-- begin SUPPLIED DATA --

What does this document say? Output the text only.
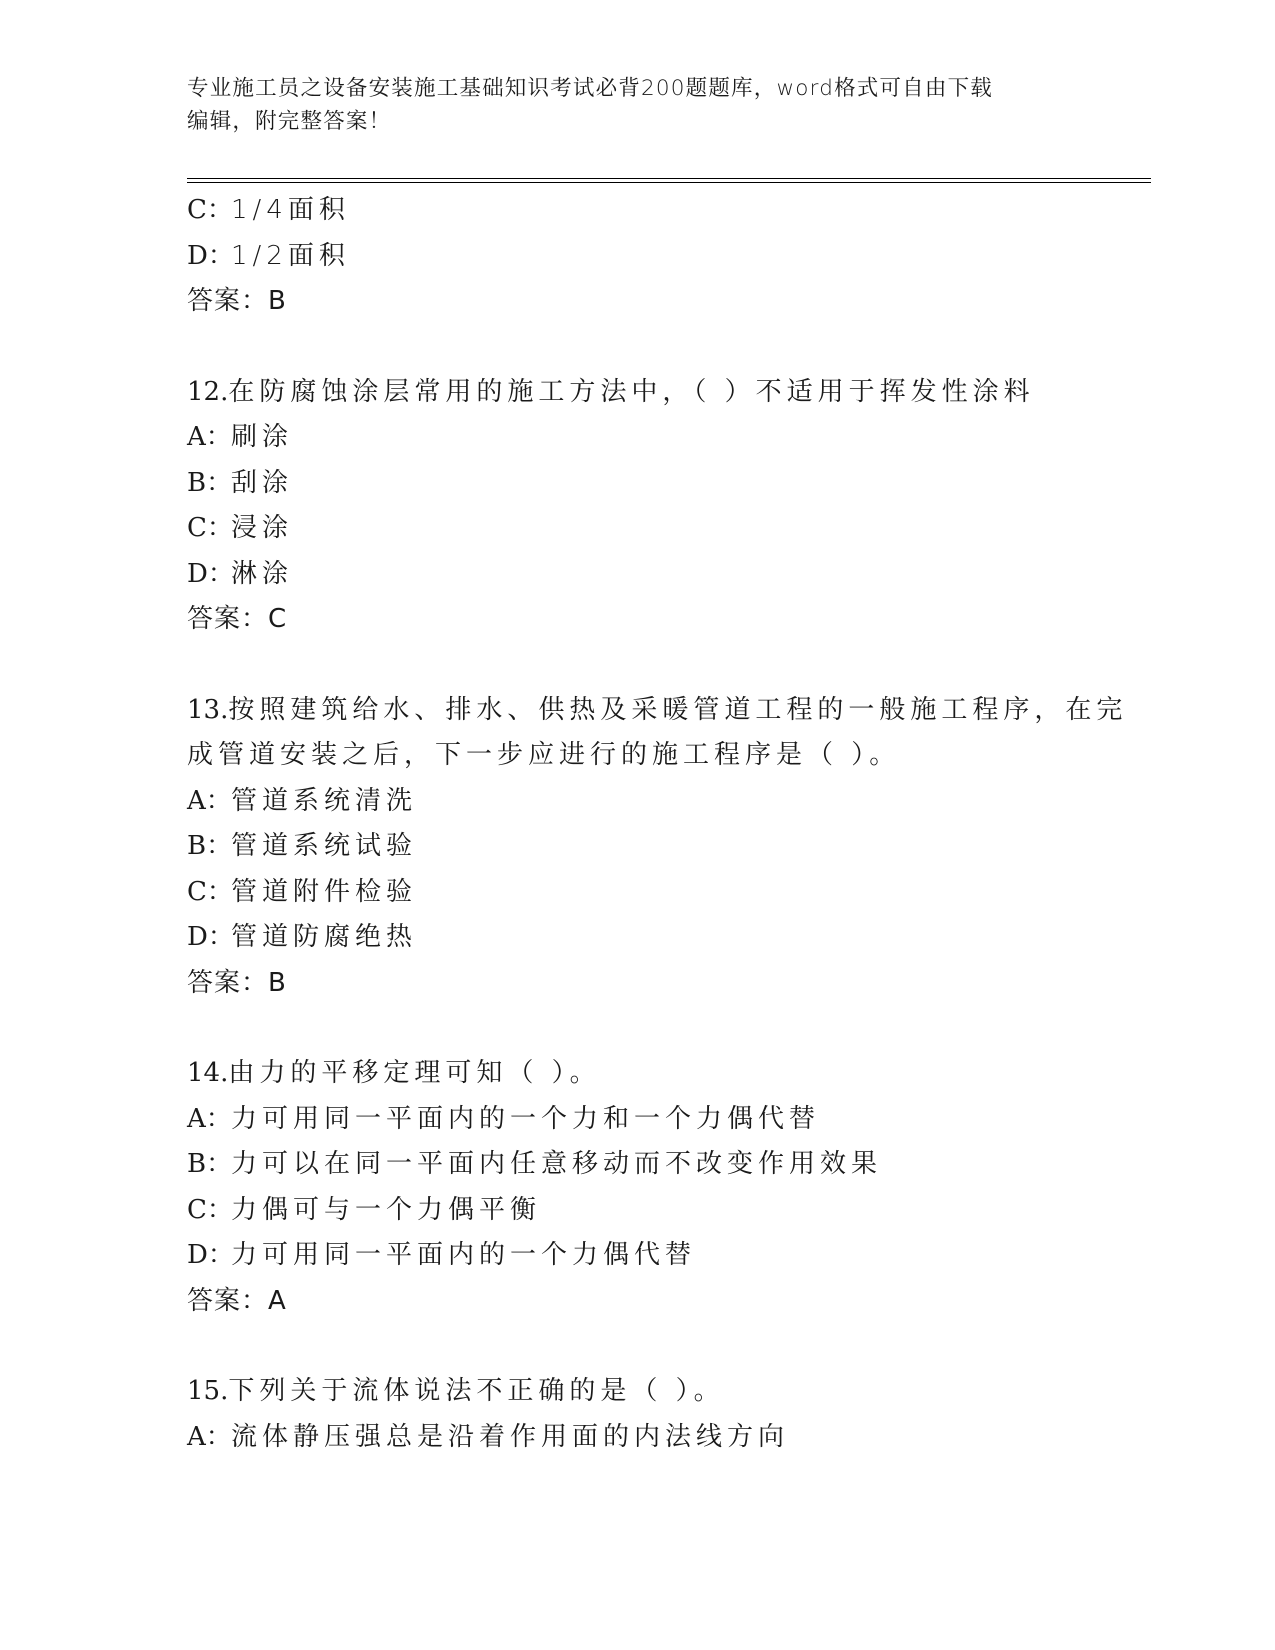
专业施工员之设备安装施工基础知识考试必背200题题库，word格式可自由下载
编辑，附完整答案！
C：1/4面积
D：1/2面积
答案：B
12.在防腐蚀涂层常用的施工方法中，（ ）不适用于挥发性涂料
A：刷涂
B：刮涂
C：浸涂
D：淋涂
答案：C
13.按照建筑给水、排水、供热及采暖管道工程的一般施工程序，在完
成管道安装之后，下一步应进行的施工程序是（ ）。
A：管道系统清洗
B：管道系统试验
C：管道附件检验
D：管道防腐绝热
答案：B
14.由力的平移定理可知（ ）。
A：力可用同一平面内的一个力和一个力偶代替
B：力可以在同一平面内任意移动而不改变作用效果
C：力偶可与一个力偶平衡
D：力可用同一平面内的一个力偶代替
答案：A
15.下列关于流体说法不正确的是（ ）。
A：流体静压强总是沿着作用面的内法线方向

-- end SUPPLIED DATA --

Restate each entry word for word, please, but drop any images it holds.

▶ **SOLUTION**
What does this document say? Output the text only.
专业施工员之设备安装施工基础知识考试必背200题题库，word格式可自由下载
编辑，附完整答案！
C：1/4面积
D：1/2面积
答案：B
12.在防腐蚀涂层常用的施工方法中，（ ）不适用于挥发性涂料
A：刷涂
B：刮涂
C：浸涂
D：淋涂
答案：C
13.按照建筑给水、排水、供热及采暖管道工程的一般施工程序，在完
成管道安装之后，下一步应进行的施工程序是（ ）。
A：管道系统清洗
B：管道系统试验
C：管道附件检验
D：管道防腐绝热
答案：B
14.由力的平移定理可知（ ）。
A：力可用同一平面内的一个力和一个力偶代替
B：力可以在同一平面内任意移动而不改变作用效果
C：力偶可与一个力偶平衡
D：力可用同一平面内的一个力偶代替
答案：A
15.下列关于流体说法不正确的是（ ）。
A：流体静压强总是沿着作用面的内法线方向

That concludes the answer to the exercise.